Transcribe the full listing below exactly.

* START Data extract *

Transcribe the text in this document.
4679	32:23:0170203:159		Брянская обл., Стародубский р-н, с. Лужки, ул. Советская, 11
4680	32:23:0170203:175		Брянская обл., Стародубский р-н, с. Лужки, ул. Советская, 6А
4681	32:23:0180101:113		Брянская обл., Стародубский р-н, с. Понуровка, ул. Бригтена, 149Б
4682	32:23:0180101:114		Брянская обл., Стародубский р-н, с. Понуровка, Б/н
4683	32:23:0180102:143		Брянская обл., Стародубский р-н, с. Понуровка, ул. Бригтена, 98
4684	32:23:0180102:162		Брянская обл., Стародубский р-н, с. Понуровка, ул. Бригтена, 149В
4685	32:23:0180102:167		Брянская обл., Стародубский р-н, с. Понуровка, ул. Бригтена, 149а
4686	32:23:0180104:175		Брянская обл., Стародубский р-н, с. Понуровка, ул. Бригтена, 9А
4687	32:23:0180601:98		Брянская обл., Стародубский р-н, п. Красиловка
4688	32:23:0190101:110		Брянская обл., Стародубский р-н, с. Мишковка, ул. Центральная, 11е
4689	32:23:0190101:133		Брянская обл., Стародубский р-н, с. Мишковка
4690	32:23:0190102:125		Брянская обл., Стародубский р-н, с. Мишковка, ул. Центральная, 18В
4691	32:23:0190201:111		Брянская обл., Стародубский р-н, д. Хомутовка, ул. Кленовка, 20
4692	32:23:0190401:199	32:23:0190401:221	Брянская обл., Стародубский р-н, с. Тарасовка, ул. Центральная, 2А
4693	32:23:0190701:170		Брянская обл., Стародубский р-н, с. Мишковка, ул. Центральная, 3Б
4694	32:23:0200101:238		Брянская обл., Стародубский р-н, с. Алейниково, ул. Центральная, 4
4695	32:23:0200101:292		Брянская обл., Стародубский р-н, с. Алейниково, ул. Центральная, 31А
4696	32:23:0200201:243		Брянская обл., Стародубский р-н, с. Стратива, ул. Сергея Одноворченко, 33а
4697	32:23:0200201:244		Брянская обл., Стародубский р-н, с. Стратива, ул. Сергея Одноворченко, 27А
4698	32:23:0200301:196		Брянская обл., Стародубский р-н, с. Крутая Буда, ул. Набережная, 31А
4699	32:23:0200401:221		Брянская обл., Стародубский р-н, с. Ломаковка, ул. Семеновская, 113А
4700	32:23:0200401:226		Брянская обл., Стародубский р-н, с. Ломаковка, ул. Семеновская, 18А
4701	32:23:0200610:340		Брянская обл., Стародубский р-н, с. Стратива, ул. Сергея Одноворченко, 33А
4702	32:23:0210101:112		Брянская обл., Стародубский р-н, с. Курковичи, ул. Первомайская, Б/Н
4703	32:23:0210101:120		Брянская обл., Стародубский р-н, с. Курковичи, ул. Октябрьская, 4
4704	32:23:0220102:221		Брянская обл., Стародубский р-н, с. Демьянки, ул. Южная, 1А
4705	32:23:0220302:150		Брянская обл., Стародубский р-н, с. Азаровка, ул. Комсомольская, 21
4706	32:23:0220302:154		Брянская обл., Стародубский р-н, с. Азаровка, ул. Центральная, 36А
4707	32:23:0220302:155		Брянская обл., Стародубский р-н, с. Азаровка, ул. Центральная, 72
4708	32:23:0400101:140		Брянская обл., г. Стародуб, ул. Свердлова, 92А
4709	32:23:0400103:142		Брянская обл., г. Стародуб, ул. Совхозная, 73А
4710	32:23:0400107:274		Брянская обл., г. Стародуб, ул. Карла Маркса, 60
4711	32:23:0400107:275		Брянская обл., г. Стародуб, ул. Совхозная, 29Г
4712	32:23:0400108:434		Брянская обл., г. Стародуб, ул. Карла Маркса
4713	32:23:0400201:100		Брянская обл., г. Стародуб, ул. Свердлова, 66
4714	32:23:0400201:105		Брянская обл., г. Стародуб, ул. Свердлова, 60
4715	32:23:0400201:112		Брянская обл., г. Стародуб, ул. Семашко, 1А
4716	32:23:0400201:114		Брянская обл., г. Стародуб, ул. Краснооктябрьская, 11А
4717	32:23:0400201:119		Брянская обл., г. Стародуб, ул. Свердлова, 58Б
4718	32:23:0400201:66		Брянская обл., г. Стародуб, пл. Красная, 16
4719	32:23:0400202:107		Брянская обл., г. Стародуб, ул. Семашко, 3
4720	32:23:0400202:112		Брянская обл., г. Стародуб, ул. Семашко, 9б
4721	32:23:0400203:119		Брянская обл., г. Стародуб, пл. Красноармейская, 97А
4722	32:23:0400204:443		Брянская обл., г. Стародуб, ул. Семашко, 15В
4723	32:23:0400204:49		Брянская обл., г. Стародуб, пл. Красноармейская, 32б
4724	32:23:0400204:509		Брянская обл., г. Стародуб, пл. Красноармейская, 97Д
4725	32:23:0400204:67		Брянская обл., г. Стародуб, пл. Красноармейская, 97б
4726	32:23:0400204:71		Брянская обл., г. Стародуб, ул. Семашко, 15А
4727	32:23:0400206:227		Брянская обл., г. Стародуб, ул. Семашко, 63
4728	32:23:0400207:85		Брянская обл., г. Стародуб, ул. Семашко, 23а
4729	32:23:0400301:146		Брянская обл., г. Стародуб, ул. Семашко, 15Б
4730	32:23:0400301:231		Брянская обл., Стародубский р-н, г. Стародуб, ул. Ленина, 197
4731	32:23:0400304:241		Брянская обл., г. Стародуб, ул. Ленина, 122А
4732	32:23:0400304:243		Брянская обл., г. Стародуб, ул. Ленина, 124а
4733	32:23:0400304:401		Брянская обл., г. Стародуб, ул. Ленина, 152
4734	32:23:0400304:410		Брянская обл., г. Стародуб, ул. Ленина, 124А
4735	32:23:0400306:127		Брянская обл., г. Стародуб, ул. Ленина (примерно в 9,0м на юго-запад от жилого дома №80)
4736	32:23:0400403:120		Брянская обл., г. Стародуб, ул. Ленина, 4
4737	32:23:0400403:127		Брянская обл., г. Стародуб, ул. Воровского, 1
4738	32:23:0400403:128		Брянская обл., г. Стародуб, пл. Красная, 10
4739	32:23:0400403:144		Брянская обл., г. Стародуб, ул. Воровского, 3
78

* END Data extract *

Response to the task -
Transcribe the text in this document.
4679	32:23:0170203:159		Брянская обл., Стародубский р-н, с. Лужки, ул. Советская, 11
4680	32:23:0170203:175		Брянская обл., Стародубский р-н, с. Лужки, ул. Советская, 6А
4681	32:23:0180101:113		Брянская обл., Стародубский р-н, с. Понуровка, ул. Бригтена, 149Б
4682	32:23:0180101:114		Брянская обл., Стародубский р-н, с. Понуровка, Б/н
4683	32:23:0180102:143		Брянская обл., Стародубский р-н, с. Понуровка, ул. Бригтена, 98
4684	32:23:0180102:162		Брянская обл., Стародубский р-н, с. Понуровка, ул. Бригтена, 149В
4685	32:23:0180102:167		Брянская обл., Стародубский р-н, с. Понуровка, ул. Бригтена, 149а
4686	32:23:0180104:175		Брянская обл., Стародубский р-н, с. Понуровка, ул. Бригтена, 9А
4687	32:23:0180601:98		Брянская обл., Стародубский р-н, п. Красиловка
4688	32:23:0190101:110		Брянская обл., Стародубский р-н, с. Мишковка, ул. Центральная, 11е
4689	32:23:0190101:133		Брянская обл., Стародубский р-н, с. Мишковка
4690	32:23:0190102:125		Брянская обл., Стародубский р-н, с. Мишковка, ул. Центральная, 18В
4691	32:23:0190201:111		Брянская обл., Стародубский р-н, д. Хомутовка, ул. Кленовка, 20
4692	32:23:0190401:199	32:23:0190401:221	Брянская обл., Стародубский р-н, с. Тарасовка, ул. Центральная, 2А
4693	32:23:0190701:170		Брянская обл., Стародубский р-н, с. Мишковка, ул. Центральная, 3Б
4694	32:23:0200101:238		Брянская обл., Стародубский р-н, с. Алейниково, ул. Центральная, 4
4695	32:23:0200101:292		Брянская обл., Стародубский р-н, с. Алейниково, ул. Центральная, 31А
4696	32:23:0200201:243		Брянская обл., Стародубский р-н, с. Стратива, ул. Сергея Одноворченко, 33а
4697	32:23:0200201:244		Брянская обл., Стародубский р-н, с. Стратива, ул. Сергея Одноворченко, 27А
4698	32:23:0200301:196		Брянская обл., Стародубский р-н, с. Крутая Буда, ул. Набережная, 31А
4699	32:23:0200401:221		Брянская обл., Стародубский р-н, с. Ломаковка, ул. Семеновская, 113А
4700	32:23:0200401:226		Брянская обл., Стародубский р-н, с. Ломаковка, ул. Семеновская, 18А
4701	32:23:0200610:340		Брянская обл., Стародубский р-н, с. Стратива, ул. Сергея Одноворченко, 33А
4702	32:23:0210101:112		Брянская обл., Стародубский р-н, с. Курковичи, ул. Первомайская, Б/Н
4703	32:23:0210101:120		Брянская обл., Стародубский р-н, с. Курковичи, ул. Октябрьская, 4
4704	32:23:0220102:221		Брянская обл., Стародубский р-н, с. Демьянки, ул. Южная, 1А
4705	32:23:0220302:150		Брянская обл., Стародубский р-н, с. Азаровка, ул. Комсомольская, 21
4706	32:23:0220302:154		Брянская обл., Стародубский р-н, с. Азаровка, ул. Центральная, 36А
4707	32:23:0220302:155		Брянская обл., Стародубский р-н, с. Азаровка, ул. Центральная, 72
4708	32:23:0400101:140		Брянская обл., г. Стародуб, ул. Свердлова, 92А
4709	32:23:0400103:142		Брянская обл., г. Стародуб, ул. Совхозная, 73А
4710	32:23:0400107:274		Брянская обл., г. Стародуб, ул. Карла Маркса, 60
4711	32:23:0400107:275		Брянская обл., г. Стародуб, ул. Совхозная, 29Г
4712	32:23:0400108:434		Брянская обл., г. Стародуб, ул. Карла Маркса
4713	32:23:0400201:100		Брянская обл., г. Стародуб, ул. Свердлова, 66
4714	32:23:0400201:105		Брянская обл., г. Стародуб, ул. Свердлова, 60
4715	32:23:0400201:112		Брянская обл., г. Стародуб, ул. Семашко, 1А
4716	32:23:0400201:114		Брянская обл., г. Стародуб, ул. Краснооктябрьская, 11А
4717	32:23:0400201:119		Брянская обл., г. Стародуб, ул. Свердлова, 58Б
4718	32:23:0400201:66		Брянская обл., г. Стародуб, пл. Красная, 16
4719	32:23:0400202:107		Брянская обл., г. Стародуб, ул. Семашко, 3
4720	32:23:0400202:112		Брянская обл., г. Стародуб, ул. Семашко, 9б
4721	32:23:0400203:119		Брянская обл., г. Стародуб, пл. Красноармейская, 97А
4722	32:23:0400204:443		Брянская обл., г. Стародуб, ул. Семашко, 15В
4723	32:23:0400204:49		Брянская обл., г. Стародуб, пл. Красноармейская, 32б
4724	32:23:0400204:509		Брянская обл., г. Стародуб, пл. Красноармейская, 97Д
4725	32:23:0400204:67		Брянская обл., г. Стародуб, пл. Красноармейская, 97б
4726	32:23:0400204:71		Брянская обл., г. Стародуб, ул. Семашко, 15А
4727	32:23:0400206:227		Брянская обл., г. Стародуб, ул. Семашко, 63
4728	32:23:0400207:85		Брянская обл., г. Стародуб, ул. Семашко, 23а
4729	32:23:0400301:146		Брянская обл., г. Стародуб, ул. Семашко, 15Б
4730	32:23:0400301:231		Брянская обл., Стародубский р-н, г. Стародуб, ул. Ленина, 197
4731	32:23:0400304:241		Брянская обл., г. Стародуб, ул. Ленина, 122А
4732	32:23:0400304:243		Брянская обл., г. Стародуб, ул. Ленина, 124а
4733	32:23:0400304:401		Брянская обл., г. Стародуб, ул. Ленина, 152
4734	32:23:0400304:410		Брянская обл., г. Стародуб, ул. Ленина, 124А
4735	32:23:0400306:127		Брянская обл., г. Стародуб, ул. Ленина (примерно в 9,0м на юго-запад от жилого дома №80)
4736	32:23:0400403:120		Брянская обл., г. Стародуб, ул. Ленина, 4
4737	32:23:0400403:127		Брянская обл., г. Стародуб, ул. Воровского, 1
4738	32:23:0400403:128		Брянская обл., г. Стародуб, пл. Красная, 10
4739	32:23:0400403:144		Брянская обл., г. Стародуб, ул. Воровского, 3
78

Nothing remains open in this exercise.